From the entries below, please gather each line containing the string "CIRRHOSIS".

*** PROVIDED DATA

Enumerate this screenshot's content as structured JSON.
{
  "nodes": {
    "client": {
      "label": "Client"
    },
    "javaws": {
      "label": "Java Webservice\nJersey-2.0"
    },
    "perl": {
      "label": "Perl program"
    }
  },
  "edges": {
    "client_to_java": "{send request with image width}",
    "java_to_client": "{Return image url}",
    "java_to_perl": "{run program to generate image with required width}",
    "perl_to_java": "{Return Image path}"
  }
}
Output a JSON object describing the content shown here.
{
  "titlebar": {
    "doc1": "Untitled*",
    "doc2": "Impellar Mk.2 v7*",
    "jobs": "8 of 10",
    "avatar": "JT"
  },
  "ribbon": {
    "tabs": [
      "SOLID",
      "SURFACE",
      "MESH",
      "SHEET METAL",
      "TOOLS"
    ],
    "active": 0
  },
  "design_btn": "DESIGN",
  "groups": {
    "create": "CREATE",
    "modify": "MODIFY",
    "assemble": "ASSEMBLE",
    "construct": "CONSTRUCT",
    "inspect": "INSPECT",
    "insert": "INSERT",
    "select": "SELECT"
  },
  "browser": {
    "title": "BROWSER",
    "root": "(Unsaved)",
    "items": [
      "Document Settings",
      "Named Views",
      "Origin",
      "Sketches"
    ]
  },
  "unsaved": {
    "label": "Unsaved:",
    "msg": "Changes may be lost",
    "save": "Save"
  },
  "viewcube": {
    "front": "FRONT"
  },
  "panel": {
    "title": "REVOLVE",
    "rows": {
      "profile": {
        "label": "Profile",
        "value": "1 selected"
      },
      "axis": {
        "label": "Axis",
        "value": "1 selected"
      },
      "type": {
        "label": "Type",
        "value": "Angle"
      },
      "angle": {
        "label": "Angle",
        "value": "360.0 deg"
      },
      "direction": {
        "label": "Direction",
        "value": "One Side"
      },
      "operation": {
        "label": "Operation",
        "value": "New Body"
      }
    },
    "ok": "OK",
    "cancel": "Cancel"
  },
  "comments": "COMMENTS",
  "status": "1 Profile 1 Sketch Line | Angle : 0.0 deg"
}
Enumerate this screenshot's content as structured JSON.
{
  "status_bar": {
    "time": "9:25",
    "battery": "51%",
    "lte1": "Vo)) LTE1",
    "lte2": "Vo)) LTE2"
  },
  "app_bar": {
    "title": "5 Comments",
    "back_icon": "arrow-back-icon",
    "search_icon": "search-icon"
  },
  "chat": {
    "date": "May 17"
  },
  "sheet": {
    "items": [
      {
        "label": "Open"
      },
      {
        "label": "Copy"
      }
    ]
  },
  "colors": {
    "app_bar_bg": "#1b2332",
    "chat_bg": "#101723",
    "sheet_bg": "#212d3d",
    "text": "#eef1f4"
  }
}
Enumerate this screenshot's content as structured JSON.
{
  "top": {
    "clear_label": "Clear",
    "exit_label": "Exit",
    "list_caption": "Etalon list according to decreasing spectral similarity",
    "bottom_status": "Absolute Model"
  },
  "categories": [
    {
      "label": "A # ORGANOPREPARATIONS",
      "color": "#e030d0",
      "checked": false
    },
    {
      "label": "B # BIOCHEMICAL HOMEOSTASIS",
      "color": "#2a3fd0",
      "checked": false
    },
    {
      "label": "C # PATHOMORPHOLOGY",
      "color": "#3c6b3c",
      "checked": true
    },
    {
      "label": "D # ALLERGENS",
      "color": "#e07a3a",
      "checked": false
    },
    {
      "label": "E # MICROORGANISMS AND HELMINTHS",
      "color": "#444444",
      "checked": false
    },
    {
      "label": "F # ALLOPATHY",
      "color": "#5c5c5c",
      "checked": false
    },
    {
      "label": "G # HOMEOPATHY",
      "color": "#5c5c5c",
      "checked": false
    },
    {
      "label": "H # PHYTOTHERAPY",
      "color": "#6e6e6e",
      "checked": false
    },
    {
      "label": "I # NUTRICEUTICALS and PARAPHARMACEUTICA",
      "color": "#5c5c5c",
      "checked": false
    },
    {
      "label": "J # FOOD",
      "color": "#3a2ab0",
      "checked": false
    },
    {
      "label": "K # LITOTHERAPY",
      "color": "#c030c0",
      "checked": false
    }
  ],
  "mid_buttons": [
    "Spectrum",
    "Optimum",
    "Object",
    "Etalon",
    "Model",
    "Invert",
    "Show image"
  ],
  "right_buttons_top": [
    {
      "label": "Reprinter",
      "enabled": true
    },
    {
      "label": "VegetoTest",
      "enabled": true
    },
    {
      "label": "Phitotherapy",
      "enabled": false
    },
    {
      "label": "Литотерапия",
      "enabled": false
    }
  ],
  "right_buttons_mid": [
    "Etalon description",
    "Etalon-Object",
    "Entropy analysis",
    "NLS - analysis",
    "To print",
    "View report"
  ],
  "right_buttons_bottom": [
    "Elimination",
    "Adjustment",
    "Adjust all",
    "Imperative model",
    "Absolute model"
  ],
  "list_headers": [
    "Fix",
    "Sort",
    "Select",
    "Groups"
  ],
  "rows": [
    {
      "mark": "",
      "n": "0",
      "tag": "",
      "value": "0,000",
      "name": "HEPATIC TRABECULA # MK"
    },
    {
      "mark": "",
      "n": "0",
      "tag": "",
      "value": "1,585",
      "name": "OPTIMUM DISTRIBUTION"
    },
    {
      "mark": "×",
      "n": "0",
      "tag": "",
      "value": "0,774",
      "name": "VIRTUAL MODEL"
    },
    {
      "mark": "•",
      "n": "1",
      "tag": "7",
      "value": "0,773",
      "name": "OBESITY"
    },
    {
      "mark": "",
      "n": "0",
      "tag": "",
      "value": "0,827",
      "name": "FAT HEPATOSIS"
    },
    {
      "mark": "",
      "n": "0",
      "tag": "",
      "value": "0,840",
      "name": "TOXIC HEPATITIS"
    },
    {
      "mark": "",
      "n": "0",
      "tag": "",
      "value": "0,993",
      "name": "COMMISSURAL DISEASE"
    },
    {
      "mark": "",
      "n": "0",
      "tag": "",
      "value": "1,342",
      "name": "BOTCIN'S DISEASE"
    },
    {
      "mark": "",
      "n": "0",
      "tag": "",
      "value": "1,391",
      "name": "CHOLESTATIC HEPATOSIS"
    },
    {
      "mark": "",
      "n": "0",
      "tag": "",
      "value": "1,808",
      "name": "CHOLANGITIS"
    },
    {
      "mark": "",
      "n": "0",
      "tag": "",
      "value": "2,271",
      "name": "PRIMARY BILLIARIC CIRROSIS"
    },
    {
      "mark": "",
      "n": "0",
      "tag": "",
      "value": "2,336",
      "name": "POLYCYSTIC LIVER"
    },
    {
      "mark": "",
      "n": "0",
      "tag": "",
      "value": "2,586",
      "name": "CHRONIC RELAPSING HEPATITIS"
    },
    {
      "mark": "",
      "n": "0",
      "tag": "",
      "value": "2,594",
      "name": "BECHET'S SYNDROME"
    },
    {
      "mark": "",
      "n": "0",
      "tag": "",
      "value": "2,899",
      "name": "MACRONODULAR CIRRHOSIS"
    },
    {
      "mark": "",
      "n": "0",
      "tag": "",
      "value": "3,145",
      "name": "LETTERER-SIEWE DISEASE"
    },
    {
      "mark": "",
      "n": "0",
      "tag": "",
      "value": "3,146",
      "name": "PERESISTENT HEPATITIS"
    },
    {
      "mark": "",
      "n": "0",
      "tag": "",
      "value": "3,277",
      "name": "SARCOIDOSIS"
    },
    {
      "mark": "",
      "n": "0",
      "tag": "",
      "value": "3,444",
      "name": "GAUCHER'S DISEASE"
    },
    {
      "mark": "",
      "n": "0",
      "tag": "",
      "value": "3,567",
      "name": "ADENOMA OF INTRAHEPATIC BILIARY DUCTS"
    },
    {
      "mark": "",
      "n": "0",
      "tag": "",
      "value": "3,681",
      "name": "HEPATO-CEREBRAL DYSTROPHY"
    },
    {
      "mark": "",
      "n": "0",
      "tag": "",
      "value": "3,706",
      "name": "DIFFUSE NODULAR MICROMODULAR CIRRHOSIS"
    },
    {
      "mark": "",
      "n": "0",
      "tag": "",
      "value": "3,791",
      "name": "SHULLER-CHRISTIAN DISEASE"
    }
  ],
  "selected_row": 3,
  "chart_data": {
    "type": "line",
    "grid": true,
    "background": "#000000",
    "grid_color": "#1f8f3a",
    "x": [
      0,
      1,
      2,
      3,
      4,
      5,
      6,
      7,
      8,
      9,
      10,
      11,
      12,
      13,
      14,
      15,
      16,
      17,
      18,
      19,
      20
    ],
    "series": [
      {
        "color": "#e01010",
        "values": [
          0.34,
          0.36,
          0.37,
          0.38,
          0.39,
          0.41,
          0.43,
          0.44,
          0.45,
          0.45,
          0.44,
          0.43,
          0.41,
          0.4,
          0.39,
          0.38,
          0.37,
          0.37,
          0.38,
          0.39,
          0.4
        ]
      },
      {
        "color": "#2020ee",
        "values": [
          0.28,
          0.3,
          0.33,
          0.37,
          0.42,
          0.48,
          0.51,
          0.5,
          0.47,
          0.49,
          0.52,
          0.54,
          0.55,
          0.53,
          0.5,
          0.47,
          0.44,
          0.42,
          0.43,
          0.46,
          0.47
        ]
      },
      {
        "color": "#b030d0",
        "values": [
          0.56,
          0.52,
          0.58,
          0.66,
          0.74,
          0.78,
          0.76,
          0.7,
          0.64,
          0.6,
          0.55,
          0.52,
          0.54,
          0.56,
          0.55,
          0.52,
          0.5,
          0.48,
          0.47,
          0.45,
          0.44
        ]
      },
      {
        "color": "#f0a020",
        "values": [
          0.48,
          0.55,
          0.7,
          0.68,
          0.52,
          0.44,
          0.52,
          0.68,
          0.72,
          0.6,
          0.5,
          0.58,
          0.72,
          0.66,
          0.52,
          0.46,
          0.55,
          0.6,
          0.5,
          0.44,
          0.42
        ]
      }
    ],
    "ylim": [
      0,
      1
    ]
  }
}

******

▶ _TASK RESULT_
      "name": "MACRONODULAR CIRRHOSIS"
      "name": "DIFFUSE NODULAR MICROMODULAR CIRRHOSIS"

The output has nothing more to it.